### What is asked:
Return all lines with the word "right" in them.

### Exercise inputs:
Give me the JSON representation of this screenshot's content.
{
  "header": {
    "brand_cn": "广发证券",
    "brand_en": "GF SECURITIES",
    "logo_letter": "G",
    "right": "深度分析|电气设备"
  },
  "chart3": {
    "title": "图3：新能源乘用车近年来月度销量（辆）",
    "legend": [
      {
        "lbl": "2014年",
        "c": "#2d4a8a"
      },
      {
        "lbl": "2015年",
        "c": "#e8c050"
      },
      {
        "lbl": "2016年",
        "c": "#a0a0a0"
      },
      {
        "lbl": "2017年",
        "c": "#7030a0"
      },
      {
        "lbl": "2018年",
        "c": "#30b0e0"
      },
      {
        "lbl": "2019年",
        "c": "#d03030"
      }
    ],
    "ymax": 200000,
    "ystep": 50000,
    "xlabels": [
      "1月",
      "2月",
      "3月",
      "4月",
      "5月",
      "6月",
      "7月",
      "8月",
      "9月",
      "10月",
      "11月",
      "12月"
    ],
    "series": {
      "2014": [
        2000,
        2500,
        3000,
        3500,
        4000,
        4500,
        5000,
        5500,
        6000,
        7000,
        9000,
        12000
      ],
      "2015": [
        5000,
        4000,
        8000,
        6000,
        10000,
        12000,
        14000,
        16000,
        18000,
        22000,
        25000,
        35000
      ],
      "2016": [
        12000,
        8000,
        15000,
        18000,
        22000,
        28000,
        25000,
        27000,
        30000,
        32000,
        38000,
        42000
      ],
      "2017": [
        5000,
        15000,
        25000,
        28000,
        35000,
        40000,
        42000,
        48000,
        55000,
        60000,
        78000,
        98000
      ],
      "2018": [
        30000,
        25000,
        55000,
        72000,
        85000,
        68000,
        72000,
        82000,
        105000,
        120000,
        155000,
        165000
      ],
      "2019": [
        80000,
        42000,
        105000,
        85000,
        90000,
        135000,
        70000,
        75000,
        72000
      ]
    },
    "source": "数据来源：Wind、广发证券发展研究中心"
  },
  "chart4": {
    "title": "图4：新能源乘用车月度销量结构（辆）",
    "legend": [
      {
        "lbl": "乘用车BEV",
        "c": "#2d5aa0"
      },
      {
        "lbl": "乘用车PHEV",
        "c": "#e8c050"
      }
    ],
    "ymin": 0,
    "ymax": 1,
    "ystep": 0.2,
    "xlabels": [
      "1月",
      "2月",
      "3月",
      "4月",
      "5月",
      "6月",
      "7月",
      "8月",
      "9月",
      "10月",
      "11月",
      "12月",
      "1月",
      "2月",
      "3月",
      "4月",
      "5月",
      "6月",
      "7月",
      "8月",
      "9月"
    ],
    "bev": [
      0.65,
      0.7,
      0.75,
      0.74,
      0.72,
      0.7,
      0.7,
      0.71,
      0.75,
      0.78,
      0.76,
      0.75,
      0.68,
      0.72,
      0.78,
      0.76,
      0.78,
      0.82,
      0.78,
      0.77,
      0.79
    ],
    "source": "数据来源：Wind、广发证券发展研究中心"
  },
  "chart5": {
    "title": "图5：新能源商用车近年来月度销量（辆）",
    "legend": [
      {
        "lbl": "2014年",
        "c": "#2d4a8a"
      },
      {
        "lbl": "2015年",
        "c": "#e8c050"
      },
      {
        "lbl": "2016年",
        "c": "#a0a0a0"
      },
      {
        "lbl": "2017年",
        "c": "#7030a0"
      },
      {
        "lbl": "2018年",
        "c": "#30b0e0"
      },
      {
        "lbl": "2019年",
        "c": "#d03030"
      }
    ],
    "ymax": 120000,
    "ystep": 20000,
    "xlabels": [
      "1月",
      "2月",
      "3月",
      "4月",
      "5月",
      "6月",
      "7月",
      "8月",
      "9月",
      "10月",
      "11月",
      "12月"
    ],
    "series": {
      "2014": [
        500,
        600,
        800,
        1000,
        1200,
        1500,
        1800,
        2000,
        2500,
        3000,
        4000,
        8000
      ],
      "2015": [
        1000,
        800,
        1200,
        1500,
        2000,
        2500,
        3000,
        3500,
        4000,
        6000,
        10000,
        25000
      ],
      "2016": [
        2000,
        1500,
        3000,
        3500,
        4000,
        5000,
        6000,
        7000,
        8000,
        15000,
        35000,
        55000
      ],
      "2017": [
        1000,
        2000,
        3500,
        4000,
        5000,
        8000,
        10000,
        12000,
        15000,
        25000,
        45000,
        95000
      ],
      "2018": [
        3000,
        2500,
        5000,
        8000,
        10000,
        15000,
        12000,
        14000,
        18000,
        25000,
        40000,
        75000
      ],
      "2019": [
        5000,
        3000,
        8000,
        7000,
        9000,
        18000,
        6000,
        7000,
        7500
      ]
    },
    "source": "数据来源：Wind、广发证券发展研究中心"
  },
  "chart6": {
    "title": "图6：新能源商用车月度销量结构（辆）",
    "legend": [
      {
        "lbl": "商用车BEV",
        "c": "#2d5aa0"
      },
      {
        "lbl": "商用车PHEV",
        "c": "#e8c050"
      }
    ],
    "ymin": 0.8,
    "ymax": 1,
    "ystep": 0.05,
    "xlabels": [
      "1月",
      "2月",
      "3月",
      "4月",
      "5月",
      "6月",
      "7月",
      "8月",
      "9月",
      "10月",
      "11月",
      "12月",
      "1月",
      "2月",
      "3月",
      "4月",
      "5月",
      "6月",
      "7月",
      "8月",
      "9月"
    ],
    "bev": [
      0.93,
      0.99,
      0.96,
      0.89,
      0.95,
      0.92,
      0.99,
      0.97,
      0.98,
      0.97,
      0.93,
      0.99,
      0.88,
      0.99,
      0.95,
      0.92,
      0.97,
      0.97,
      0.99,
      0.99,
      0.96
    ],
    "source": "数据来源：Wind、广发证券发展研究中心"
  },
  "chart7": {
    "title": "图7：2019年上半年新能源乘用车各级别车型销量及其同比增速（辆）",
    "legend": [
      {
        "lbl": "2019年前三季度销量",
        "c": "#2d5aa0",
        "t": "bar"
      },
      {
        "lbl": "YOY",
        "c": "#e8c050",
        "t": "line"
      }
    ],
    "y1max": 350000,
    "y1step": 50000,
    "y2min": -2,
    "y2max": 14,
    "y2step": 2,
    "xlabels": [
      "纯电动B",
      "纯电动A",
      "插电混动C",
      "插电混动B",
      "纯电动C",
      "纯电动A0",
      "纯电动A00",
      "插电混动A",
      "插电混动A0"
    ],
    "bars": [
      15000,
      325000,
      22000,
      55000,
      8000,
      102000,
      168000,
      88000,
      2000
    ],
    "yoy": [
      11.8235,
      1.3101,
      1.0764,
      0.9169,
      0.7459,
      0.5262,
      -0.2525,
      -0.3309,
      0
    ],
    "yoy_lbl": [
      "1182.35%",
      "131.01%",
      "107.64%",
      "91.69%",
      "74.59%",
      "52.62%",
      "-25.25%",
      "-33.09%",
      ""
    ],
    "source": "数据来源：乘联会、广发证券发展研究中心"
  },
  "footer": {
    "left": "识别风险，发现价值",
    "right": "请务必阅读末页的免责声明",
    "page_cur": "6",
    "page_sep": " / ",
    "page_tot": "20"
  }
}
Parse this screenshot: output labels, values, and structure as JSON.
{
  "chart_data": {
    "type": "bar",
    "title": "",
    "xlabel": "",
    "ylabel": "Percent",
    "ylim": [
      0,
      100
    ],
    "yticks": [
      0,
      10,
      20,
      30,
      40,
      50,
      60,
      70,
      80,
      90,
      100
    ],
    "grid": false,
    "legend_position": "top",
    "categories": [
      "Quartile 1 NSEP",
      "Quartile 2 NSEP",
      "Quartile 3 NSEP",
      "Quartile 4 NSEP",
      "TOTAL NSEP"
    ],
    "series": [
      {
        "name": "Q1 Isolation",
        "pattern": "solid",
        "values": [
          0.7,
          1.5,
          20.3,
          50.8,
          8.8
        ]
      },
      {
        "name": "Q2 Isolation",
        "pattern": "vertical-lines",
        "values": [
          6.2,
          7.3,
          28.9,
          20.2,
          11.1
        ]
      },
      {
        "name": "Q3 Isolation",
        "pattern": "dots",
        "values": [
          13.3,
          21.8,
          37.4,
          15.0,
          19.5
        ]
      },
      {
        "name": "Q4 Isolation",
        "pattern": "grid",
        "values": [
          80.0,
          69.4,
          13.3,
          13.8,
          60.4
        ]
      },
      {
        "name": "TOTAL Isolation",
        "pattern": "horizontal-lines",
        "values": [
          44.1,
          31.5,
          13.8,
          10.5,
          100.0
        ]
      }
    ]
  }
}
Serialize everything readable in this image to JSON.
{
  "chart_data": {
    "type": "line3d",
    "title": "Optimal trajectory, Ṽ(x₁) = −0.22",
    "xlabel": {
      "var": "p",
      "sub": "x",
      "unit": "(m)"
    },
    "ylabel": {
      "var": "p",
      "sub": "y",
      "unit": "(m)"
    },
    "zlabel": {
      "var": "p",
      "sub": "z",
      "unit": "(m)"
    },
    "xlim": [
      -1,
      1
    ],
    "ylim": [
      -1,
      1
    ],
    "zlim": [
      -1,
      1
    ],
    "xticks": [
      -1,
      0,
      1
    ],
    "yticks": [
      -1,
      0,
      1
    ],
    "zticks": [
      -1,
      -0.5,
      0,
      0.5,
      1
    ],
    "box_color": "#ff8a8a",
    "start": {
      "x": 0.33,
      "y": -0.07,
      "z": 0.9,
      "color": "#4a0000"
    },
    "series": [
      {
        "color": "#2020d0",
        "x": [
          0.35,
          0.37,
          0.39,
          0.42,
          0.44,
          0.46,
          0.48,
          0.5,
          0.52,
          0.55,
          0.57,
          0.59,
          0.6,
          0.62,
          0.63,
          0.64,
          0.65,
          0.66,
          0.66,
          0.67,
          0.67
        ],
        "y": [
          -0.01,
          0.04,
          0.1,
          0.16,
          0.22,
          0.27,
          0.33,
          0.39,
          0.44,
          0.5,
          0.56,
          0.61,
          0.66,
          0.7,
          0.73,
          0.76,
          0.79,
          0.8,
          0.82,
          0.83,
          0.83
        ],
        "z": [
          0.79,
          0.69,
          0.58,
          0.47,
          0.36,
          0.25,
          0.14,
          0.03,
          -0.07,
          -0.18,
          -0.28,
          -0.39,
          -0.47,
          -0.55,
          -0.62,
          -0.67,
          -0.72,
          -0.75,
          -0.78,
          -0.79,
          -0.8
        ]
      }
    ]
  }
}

### Complete answer:
    "right": "深度分析|电气设备"
    "right": "请务必阅读末页的免责声明",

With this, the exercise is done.